» AIM:
Check each line of the material below, and copy it if it holds the string "explorer".

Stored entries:
┄┄┄┄┄┄

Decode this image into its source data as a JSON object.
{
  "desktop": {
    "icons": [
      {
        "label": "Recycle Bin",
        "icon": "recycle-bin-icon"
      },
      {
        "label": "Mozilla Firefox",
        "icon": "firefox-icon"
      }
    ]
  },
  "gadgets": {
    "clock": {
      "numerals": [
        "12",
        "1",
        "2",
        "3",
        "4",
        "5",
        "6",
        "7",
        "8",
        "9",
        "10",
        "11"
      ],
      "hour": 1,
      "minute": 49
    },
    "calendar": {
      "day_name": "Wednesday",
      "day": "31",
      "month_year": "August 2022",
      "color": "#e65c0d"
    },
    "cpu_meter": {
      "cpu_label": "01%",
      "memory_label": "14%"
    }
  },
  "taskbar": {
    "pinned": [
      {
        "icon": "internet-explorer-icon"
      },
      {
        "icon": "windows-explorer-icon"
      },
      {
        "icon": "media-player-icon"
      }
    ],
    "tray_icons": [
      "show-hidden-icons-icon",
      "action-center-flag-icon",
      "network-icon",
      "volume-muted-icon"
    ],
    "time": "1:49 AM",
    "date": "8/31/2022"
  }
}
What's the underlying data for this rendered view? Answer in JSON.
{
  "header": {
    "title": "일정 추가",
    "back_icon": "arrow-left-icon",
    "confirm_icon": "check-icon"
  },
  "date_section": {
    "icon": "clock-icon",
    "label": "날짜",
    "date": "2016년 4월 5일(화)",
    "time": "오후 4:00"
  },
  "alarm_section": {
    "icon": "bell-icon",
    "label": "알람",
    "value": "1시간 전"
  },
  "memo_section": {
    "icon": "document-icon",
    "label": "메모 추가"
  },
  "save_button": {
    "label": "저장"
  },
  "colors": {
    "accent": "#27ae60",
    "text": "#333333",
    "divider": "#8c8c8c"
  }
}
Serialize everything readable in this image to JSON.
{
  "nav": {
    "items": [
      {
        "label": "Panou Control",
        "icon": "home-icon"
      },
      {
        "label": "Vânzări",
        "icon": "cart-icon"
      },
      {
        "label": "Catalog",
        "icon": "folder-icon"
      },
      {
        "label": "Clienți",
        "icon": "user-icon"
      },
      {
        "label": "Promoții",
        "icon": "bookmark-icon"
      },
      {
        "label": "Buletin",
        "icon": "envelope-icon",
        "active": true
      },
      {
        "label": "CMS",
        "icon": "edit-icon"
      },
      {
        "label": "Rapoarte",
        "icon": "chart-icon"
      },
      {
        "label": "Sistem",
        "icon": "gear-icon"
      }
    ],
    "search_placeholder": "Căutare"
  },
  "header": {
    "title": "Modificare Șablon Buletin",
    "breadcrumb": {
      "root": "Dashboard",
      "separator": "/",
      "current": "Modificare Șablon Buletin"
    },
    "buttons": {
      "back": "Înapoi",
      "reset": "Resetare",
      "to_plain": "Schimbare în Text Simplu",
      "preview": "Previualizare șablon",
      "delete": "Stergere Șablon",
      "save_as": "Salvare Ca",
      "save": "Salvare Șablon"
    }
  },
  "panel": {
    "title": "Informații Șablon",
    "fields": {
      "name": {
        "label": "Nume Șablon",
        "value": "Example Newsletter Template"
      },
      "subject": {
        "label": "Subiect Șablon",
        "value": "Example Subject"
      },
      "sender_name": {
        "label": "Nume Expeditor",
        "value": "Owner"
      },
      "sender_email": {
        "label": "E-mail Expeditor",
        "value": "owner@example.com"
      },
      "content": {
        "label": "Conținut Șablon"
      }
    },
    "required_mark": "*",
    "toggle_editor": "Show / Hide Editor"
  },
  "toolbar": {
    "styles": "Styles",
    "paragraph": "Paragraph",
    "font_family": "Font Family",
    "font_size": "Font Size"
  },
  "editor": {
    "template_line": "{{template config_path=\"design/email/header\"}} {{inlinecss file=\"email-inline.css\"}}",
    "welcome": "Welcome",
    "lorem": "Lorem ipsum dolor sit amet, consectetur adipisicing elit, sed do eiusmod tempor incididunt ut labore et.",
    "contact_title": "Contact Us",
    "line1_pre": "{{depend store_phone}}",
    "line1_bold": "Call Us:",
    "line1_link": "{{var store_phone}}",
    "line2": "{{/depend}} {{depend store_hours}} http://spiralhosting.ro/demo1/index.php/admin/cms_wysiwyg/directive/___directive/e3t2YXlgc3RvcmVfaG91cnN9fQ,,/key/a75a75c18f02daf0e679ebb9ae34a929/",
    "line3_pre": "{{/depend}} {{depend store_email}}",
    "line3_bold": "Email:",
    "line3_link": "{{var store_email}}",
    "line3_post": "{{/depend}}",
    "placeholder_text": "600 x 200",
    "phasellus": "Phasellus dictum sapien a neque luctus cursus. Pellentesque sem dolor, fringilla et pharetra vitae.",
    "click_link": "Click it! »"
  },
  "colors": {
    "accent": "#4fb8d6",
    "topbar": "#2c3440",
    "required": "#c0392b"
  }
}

┄┄┄┄┄┄

» OUTPUT FOR THIS TASK:
        "icon": "internet-explorer-icon"
        "icon": "windows-explorer-icon"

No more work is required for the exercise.